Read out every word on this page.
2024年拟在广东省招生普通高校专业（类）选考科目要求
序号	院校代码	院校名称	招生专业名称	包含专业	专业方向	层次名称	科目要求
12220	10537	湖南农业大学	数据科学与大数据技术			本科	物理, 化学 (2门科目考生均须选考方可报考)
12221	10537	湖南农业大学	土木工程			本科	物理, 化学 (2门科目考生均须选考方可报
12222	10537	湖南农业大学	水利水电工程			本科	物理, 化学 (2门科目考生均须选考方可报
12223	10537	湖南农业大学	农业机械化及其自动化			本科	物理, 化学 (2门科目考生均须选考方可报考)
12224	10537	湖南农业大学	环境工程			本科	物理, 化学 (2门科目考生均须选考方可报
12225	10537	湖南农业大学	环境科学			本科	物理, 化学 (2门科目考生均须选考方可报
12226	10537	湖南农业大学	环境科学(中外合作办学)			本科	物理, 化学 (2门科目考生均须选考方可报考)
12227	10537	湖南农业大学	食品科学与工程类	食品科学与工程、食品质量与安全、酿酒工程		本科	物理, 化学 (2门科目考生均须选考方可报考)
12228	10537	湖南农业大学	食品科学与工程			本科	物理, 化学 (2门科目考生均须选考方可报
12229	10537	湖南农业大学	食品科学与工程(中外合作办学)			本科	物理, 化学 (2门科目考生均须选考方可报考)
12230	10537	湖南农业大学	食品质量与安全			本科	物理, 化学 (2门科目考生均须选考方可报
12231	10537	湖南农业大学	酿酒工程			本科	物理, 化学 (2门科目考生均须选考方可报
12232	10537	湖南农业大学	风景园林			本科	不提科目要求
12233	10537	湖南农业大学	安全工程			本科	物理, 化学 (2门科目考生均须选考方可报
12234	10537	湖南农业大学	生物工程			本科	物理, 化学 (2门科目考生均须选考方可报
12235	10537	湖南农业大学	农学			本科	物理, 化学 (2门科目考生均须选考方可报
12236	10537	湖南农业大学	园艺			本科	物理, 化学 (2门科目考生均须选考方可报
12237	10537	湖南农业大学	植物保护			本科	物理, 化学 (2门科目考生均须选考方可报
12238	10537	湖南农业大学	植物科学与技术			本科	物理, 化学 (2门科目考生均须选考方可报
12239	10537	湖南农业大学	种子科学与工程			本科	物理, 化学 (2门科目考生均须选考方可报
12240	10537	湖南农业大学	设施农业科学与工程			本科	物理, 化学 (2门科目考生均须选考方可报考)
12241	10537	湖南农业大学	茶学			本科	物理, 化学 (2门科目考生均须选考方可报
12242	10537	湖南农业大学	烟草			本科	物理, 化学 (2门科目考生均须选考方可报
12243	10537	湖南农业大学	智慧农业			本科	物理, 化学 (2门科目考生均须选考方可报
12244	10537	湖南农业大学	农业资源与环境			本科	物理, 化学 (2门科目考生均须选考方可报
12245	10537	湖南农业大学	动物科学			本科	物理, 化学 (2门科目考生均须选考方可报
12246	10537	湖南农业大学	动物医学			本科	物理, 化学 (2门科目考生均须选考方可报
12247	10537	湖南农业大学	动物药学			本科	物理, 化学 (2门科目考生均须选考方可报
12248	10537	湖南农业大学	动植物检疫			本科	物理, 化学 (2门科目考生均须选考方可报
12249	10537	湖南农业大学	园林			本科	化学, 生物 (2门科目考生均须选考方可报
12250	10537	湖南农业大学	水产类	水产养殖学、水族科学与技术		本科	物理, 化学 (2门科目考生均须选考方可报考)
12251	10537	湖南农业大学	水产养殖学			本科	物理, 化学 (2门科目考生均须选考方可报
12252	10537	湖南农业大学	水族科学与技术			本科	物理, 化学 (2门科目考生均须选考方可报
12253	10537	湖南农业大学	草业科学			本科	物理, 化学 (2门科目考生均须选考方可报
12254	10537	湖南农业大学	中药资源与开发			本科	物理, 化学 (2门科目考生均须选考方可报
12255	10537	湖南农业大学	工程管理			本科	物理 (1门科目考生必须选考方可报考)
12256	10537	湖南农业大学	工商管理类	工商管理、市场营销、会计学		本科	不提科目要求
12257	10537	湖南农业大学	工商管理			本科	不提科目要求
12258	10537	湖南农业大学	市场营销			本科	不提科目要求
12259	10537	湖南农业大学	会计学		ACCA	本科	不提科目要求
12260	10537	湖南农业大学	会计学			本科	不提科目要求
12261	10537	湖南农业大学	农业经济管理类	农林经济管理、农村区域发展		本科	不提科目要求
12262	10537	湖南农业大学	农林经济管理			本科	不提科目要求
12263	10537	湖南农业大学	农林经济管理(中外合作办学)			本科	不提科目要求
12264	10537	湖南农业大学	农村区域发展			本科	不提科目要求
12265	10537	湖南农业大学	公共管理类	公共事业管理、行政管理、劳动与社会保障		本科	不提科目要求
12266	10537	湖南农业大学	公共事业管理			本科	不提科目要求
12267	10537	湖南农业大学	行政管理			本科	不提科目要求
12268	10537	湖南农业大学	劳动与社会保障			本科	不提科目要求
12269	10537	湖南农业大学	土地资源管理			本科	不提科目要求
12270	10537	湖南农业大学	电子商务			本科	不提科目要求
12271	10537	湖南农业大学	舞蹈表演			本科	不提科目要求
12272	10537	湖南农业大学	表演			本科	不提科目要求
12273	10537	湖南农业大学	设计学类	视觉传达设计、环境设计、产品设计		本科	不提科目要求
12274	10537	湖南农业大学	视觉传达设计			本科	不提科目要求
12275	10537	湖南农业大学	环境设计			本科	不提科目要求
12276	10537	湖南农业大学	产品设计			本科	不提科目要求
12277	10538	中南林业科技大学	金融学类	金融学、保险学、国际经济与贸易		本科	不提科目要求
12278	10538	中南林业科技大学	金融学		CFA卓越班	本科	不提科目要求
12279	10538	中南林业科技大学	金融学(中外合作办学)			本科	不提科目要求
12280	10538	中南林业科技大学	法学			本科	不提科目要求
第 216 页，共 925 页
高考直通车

——————

▶ [Task statement]
Emit the full listing verbatim.

▶ [Right answer]
Read out every word on this page.
2024年拟在广东省招生普通高校专业（类）选考科目要求
序号	院校代码	院校名称	招生专业名称	包含专业	专业方向	层次名称	科目要求
12220	10537	湖南农业大学	数据科学与大数据技术			本科	物理, 化学 (2门科目考生均须选考方可报考)
12221	10537	湖南农业大学	土木工程			本科	物理, 化学 (2门科目考生均须选考方可报
12222	10537	湖南农业大学	水利水电工程			本科	物理, 化学 (2门科目考生均须选考方可报
12223	10537	湖南农业大学	农业机械化及其自动化			本科	物理, 化学 (2门科目考生均须选考方可报考)
12224	10537	湖南农业大学	环境工程			本科	物理, 化学 (2门科目考生均须选考方可报
12225	10537	湖南农业大学	环境科学			本科	物理, 化学 (2门科目考生均须选考方可报
12226	10537	湖南农业大学	环境科学(中外合作办学)			本科	物理, 化学 (2门科目考生均须选考方可报考)
12227	10537	湖南农业大学	食品科学与工程类	食品科学与工程、食品质量与安全、酿酒工程		本科	物理, 化学 (2门科目考生均须选考方可报考)
12228	10537	湖南农业大学	食品科学与工程			本科	物理, 化学 (2门科目考生均须选考方可报
12229	10537	湖南农业大学	食品科学与工程(中外合作办学)			本科	物理, 化学 (2门科目考生均须选考方可报考)
12230	10537	湖南农业大学	食品质量与安全			本科	物理, 化学 (2门科目考生均须选考方可报
12231	10537	湖南农业大学	酿酒工程			本科	物理, 化学 (2门科目考生均须选考方可报
12232	10537	湖南农业大学	风景园林			本科	不提科目要求
12233	10537	湖南农业大学	安全工程			本科	物理, 化学 (2门科目考生均须选考方可报
12234	10537	湖南农业大学	生物工程			本科	物理, 化学 (2门科目考生均须选考方可报
12235	10537	湖南农业大学	农学			本科	物理, 化学 (2门科目考生均须选考方可报
12236	10537	湖南农业大学	园艺			本科	物理, 化学 (2门科目考生均须选考方可报
12237	10537	湖南农业大学	植物保护			本科	物理, 化学 (2门科目考生均须选考方可报
12238	10537	湖南农业大学	植物科学与技术			本科	物理, 化学 (2门科目考生均须选考方可报
12239	10537	湖南农业大学	种子科学与工程			本科	物理, 化学 (2门科目考生均须选考方可报
12240	10537	湖南农业大学	设施农业科学与工程			本科	物理, 化学 (2门科目考生均须选考方可报考)
12241	10537	湖南农业大学	茶学			本科	物理, 化学 (2门科目考生均须选考方可报
12242	10537	湖南农业大学	烟草			本科	物理, 化学 (2门科目考生均须选考方可报
12243	10537	湖南农业大学	智慧农业			本科	物理, 化学 (2门科目考生均须选考方可报
12244	10537	湖南农业大学	农业资源与环境			本科	物理, 化学 (2门科目考生均须选考方可报
12245	10537	湖南农业大学	动物科学			本科	物理, 化学 (2门科目考生均须选考方可报
12246	10537	湖南农业大学	动物医学			本科	物理, 化学 (2门科目考生均须选考方可报
12247	10537	湖南农业大学	动物药学			本科	物理, 化学 (2门科目考生均须选考方可报
12248	10537	湖南农业大学	动植物检疫			本科	物理, 化学 (2门科目考生均须选考方可报
12249	10537	湖南农业大学	园林			本科	化学, 生物 (2门科目考生均须选考方可报
12250	10537	湖南农业大学	水产类	水产养殖学、水族科学与技术		本科	物理, 化学 (2门科目考生均须选考方可报考)
12251	10537	湖南农业大学	水产养殖学			本科	物理, 化学 (2门科目考生均须选考方可报
12252	10537	湖南农业大学	水族科学与技术			本科	物理, 化学 (2门科目考生均须选考方可报
12253	10537	湖南农业大学	草业科学			本科	物理, 化学 (2门科目考生均须选考方可报
12254	10537	湖南农业大学	中药资源与开发			本科	物理, 化学 (2门科目考生均须选考方可报
12255	10537	湖南农业大学	工程管理			本科	物理 (1门科目考生必须选考方可报考)
12256	10537	湖南农业大学	工商管理类	工商管理、市场营销、会计学		本科	不提科目要求
12257	10537	湖南农业大学	工商管理			本科	不提科目要求
12258	10537	湖南农业大学	市场营销			本科	不提科目要求
12259	10537	湖南农业大学	会计学		ACCA	本科	不提科目要求
12260	10537	湖南农业大学	会计学			本科	不提科目要求
12261	10537	湖南农业大学	农业经济管理类	农林经济管理、农村区域发展		本科	不提科目要求
12262	10537	湖南农业大学	农林经济管理			本科	不提科目要求
12263	10537	湖南农业大学	农林经济管理(中外合作办学)			本科	不提科目要求
12264	10537	湖南农业大学	农村区域发展			本科	不提科目要求
12265	10537	湖南农业大学	公共管理类	公共事业管理、行政管理、劳动与社会保障		本科	不提科目要求
12266	10537	湖南农业大学	公共事业管理			本科	不提科目要求
12267	10537	湖南农业大学	行政管理			本科	不提科目要求
12268	10537	湖南农业大学	劳动与社会保障			本科	不提科目要求
12269	10537	湖南农业大学	土地资源管理			本科	不提科目要求
12270	10537	湖南农业大学	电子商务			本科	不提科目要求
12271	10537	湖南农业大学	舞蹈表演			本科	不提科目要求
12272	10537	湖南农业大学	表演			本科	不提科目要求
12273	10537	湖南农业大学	设计学类	视觉传达设计、环境设计、产品设计		本科	不提科目要求
12274	10537	湖南农业大学	视觉传达设计			本科	不提科目要求
12275	10537	湖南农业大学	环境设计			本科	不提科目要求
12276	10537	湖南农业大学	产品设计			本科	不提科目要求
12277	10538	中南林业科技大学	金融学类	金融学、保险学、国际经济与贸易		本科	不提科目要求
12278	10538	中南林业科技大学	金融学		CFA卓越班	本科	不提科目要求
12279	10538	中南林业科技大学	金融学(中外合作办学)			本科	不提科目要求
12280	10538	中南林业科技大学	法学			本科	不提科目要求
第 216 页，共 925 页
高考直通车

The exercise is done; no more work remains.